* _THE RECORDS_:
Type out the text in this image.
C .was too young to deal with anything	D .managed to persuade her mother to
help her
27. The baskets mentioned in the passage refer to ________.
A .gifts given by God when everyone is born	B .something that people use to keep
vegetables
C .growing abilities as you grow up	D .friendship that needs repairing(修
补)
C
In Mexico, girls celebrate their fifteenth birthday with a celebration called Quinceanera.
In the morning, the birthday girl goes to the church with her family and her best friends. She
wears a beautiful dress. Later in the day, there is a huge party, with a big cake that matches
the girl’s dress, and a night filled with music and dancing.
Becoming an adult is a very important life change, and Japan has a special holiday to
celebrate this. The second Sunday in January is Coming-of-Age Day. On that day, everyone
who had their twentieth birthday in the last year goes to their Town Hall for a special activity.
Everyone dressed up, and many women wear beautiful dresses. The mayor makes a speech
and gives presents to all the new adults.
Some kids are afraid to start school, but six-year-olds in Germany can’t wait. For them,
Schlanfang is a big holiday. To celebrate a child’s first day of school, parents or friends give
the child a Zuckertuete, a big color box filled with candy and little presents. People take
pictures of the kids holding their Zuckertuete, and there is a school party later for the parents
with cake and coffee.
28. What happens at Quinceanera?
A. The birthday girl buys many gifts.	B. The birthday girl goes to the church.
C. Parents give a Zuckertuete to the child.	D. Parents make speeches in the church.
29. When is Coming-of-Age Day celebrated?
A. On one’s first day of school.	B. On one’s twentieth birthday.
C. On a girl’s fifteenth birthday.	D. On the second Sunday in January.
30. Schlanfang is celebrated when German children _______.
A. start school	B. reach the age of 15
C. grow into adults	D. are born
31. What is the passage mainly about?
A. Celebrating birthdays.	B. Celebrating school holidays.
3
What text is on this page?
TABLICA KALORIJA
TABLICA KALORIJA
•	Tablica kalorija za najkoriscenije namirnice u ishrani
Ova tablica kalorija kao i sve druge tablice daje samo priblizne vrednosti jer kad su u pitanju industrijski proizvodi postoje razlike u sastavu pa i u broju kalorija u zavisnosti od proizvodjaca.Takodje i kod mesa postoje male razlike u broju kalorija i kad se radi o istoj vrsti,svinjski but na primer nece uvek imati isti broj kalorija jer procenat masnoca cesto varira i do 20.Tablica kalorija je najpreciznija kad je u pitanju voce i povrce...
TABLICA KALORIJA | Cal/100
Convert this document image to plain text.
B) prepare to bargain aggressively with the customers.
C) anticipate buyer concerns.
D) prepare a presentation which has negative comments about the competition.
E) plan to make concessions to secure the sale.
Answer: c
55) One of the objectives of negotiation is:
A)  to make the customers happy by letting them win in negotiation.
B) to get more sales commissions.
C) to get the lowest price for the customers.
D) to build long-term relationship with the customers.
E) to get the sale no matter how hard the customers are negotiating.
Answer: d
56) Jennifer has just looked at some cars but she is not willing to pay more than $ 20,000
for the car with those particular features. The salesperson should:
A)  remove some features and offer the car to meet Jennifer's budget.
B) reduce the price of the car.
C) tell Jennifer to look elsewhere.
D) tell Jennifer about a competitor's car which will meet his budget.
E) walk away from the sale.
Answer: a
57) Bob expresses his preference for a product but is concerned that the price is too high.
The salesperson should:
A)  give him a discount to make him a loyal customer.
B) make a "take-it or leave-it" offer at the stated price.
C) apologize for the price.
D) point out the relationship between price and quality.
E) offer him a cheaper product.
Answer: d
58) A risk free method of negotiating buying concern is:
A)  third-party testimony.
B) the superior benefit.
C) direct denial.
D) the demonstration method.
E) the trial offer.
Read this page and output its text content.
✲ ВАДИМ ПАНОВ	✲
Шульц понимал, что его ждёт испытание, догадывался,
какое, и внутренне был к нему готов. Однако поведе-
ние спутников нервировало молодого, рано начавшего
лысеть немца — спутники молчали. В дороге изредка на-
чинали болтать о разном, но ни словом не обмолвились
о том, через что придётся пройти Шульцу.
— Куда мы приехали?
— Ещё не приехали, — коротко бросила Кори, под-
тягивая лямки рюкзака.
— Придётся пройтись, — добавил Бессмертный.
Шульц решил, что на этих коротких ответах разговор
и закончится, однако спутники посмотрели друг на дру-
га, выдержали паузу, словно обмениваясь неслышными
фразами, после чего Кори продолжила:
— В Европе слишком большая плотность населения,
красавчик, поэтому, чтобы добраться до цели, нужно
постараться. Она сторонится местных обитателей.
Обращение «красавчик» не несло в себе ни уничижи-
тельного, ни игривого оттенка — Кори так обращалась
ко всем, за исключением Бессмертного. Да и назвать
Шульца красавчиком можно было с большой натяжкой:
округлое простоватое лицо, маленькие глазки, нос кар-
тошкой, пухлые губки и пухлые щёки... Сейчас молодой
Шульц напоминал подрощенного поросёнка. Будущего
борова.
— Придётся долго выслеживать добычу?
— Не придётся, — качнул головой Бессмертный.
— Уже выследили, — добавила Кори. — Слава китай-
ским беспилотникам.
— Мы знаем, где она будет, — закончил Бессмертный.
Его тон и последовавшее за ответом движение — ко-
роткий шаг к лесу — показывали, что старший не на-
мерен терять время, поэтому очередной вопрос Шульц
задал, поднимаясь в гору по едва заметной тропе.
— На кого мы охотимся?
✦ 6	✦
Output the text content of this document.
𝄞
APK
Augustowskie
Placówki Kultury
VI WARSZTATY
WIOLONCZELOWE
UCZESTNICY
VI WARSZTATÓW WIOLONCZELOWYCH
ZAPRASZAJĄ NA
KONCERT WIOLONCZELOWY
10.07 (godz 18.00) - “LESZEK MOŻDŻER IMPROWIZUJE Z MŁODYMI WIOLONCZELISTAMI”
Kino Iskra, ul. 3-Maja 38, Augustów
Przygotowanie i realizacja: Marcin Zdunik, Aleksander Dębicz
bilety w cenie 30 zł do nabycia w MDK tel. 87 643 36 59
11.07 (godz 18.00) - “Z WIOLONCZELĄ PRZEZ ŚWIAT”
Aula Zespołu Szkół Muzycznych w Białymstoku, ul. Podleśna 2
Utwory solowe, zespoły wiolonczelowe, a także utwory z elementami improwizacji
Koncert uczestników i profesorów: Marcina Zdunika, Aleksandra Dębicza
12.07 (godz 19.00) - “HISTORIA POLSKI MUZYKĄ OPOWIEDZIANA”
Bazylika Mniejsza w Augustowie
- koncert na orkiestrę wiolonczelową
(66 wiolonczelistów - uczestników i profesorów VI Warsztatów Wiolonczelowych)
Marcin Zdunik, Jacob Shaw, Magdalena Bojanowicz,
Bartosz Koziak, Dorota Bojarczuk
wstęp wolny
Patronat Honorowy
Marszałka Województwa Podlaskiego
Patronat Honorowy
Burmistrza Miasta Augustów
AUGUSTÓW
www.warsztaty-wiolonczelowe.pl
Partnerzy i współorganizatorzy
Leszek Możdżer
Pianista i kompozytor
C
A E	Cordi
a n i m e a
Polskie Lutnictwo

* _WHAT IS NEEDED_: Produce an exact copy of all the records.

* _SOLUTION BELOW_:
Type out the text in this image.
C .was too young to deal with anything	D .managed to persuade her mother to
help her
27. The baskets mentioned in the passage refer to ________.
A .gifts given by God when everyone is born	B .something that people use to keep
vegetables
C .growing abilities as you grow up	D .friendship that needs repairing(修
补)
C
In Mexico, girls celebrate their fifteenth birthday with a celebration called Quinceanera.
In the morning, the birthday girl goes to the church with her family and her best friends. She
wears a beautiful dress. Later in the day, there is a huge party, with a big cake that matches
the girl’s dress, and a night filled with music and dancing.
Becoming an adult is a very important life change, and Japan has a special holiday to
celebrate this. The second Sunday in January is Coming-of-Age Day. On that day, everyone
who had their twentieth birthday in the last year goes to their Town Hall for a special activity.
Everyone dressed up, and many women wear beautiful dresses. The mayor makes a speech
and gives presents to all the new adults.
Some kids are afraid to start school, but six-year-olds in Germany can’t wait. For them,
Schlanfang is a big holiday. To celebrate a child’s first day of school, parents or friends give
the child a Zuckertuete, a big color box filled with candy and little presents. People take
pictures of the kids holding their Zuckertuete, and there is a school party later for the parents
with cake and coffee.
28. What happens at Quinceanera?
A. The birthday girl buys many gifts.	B. The birthday girl goes to the church.
C. Parents give a Zuckertuete to the child.	D. Parents make speeches in the church.
29. When is Coming-of-Age Day celebrated?
A. On one’s first day of school.	B. On one’s twentieth birthday.
C. On a girl’s fifteenth birthday.	D. On the second Sunday in January.
30. Schlanfang is celebrated when German children _______.
A. start school	B. reach the age of 15
C. grow into adults	D. are born
31. What is the passage mainly about?
A. Celebrating birthdays.	B. Celebrating school holidays.
3
What text is on this page?
TABLICA KALORIJA
TABLICA KALORIJA
•	Tablica kalorija za najkoriscenije namirnice u ishrani
Ova tablica kalorija kao i sve druge tablice daje samo priblizne vrednosti jer kad su u pitanju industrijski proizvodi postoje razlike u sastavu pa i u broju kalorija u zavisnosti od proizvodjaca.Takodje i kod mesa postoje male razlike u broju kalorija i kad se radi o istoj vrsti,svinjski but na primer nece uvek imati isti broj kalorija jer procenat masnoca cesto varira i do 20.Tablica kalorija je najpreciznija kad je u pitanju voce i povrce...
TABLICA KALORIJA | Cal/100
Convert this document image to plain text.
B) prepare to bargain aggressively with the customers.
C) anticipate buyer concerns.
D) prepare a presentation which has negative comments about the competition.
E) plan to make concessions to secure the sale.
Answer: c
55) One of the objectives of negotiation is:
A)  to make the customers happy by letting them win in negotiation.
B) to get more sales commissions.
C) to get the lowest price for the customers.
D) to build long-term relationship with the customers.
E) to get the sale no matter how hard the customers are negotiating.
Answer: d
56) Jennifer has just looked at some cars but she is not willing to pay more than $ 20,000
for the car with those particular features. The salesperson should:
A)  remove some features and offer the car to meet Jennifer's budget.
B) reduce the price of the car.
C) tell Jennifer to look elsewhere.
D) tell Jennifer about a competitor's car which will meet his budget.
E) walk away from the sale.
Answer: a
57) Bob expresses his preference for a product but is concerned that the price is too high.
The salesperson should:
A)  give him a discount to make him a loyal customer.
B) make a "take-it or leave-it" offer at the stated price.
C) apologize for the price.
D) point out the relationship between price and quality.
E) offer him a cheaper product.
Answer: d
58) A risk free method of negotiating buying concern is:
A)  third-party testimony.
B) the superior benefit.
C) direct denial.
D) the demonstration method.
E) the trial offer.
Read this page and output its text content.
✲ ВАДИМ ПАНОВ	✲
Шульц понимал, что его ждёт испытание, догадывался,
какое, и внутренне был к нему готов. Однако поведе-
ние спутников нервировало молодого, рано начавшего
лысеть немца — спутники молчали. В дороге изредка на-
чинали болтать о разном, но ни словом не обмолвились
о том, через что придётся пройти Шульцу.
— Куда мы приехали?
— Ещё не приехали, — коротко бросила Кори, под-
тягивая лямки рюкзака.
— Придётся пройтись, — добавил Бессмертный.
Шульц решил, что на этих коротких ответах разговор
и закончится, однако спутники посмотрели друг на дру-
га, выдержали паузу, словно обмениваясь неслышными
фразами, после чего Кори продолжила:
— В Европе слишком большая плотность населения,
красавчик, поэтому, чтобы добраться до цели, нужно
постараться. Она сторонится местных обитателей.
Обращение «красавчик» не несло в себе ни уничижи-
тельного, ни игривого оттенка — Кори так обращалась
ко всем, за исключением Бессмертного. Да и назвать
Шульца красавчиком можно было с большой натяжкой:
округлое простоватое лицо, маленькие глазки, нос кар-
тошкой, пухлые губки и пухлые щёки... Сейчас молодой
Шульц напоминал подрощенного поросёнка. Будущего
борова.
— Придётся долго выслеживать добычу?
— Не придётся, — качнул головой Бессмертный.
— Уже выследили, — добавила Кори. — Слава китай-
ским беспилотникам.
— Мы знаем, где она будет, — закончил Бессмертный.
Его тон и последовавшее за ответом движение — ко-
роткий шаг к лесу — показывали, что старший не на-
мерен терять время, поэтому очередной вопрос Шульц
задал, поднимаясь в гору по едва заметной тропе.
— На кого мы охотимся?
✦ 6	✦
Output the text content of this document.
𝄞
APK
Augustowskie
Placówki Kultury
VI WARSZTATY
WIOLONCZELOWE
UCZESTNICY
VI WARSZTATÓW WIOLONCZELOWYCH
ZAPRASZAJĄ NA
KONCERT WIOLONCZELOWY
10.07 (godz 18.00) - “LESZEK MOŻDŻER IMPROWIZUJE Z MŁODYMI WIOLONCZELISTAMI”
Kino Iskra, ul. 3-Maja 38, Augustów
Przygotowanie i realizacja: Marcin Zdunik, Aleksander Dębicz
bilety w cenie 30 zł do nabycia w MDK tel. 87 643 36 59
11.07 (godz 18.00) - “Z WIOLONCZELĄ PRZEZ ŚWIAT”
Aula Zespołu Szkół Muzycznych w Białymstoku, ul. Podleśna 2
Utwory solowe, zespoły wiolonczelowe, a także utwory z elementami improwizacji
Koncert uczestników i profesorów: Marcina Zdunika, Aleksandra Dębicza
12.07 (godz 19.00) - “HISTORIA POLSKI MUZYKĄ OPOWIEDZIANA”
Bazylika Mniejsza w Augustowie
- koncert na orkiestrę wiolonczelową
(66 wiolonczelistów - uczestników i profesorów VI Warsztatów Wiolonczelowych)
Marcin Zdunik, Jacob Shaw, Magdalena Bojanowicz,
Bartosz Koziak, Dorota Bojarczuk
wstęp wolny
Patronat Honorowy
Marszałka Województwa Podlaskiego
Patronat Honorowy
Burmistrza Miasta Augustów
AUGUSTÓW
www.warsztaty-wiolonczelowe.pl
Partnerzy i współorganizatorzy
Leszek Możdżer
Pianista i kompozytor
C
A E	Cordi
a n i m e a
Polskie Lutnictwo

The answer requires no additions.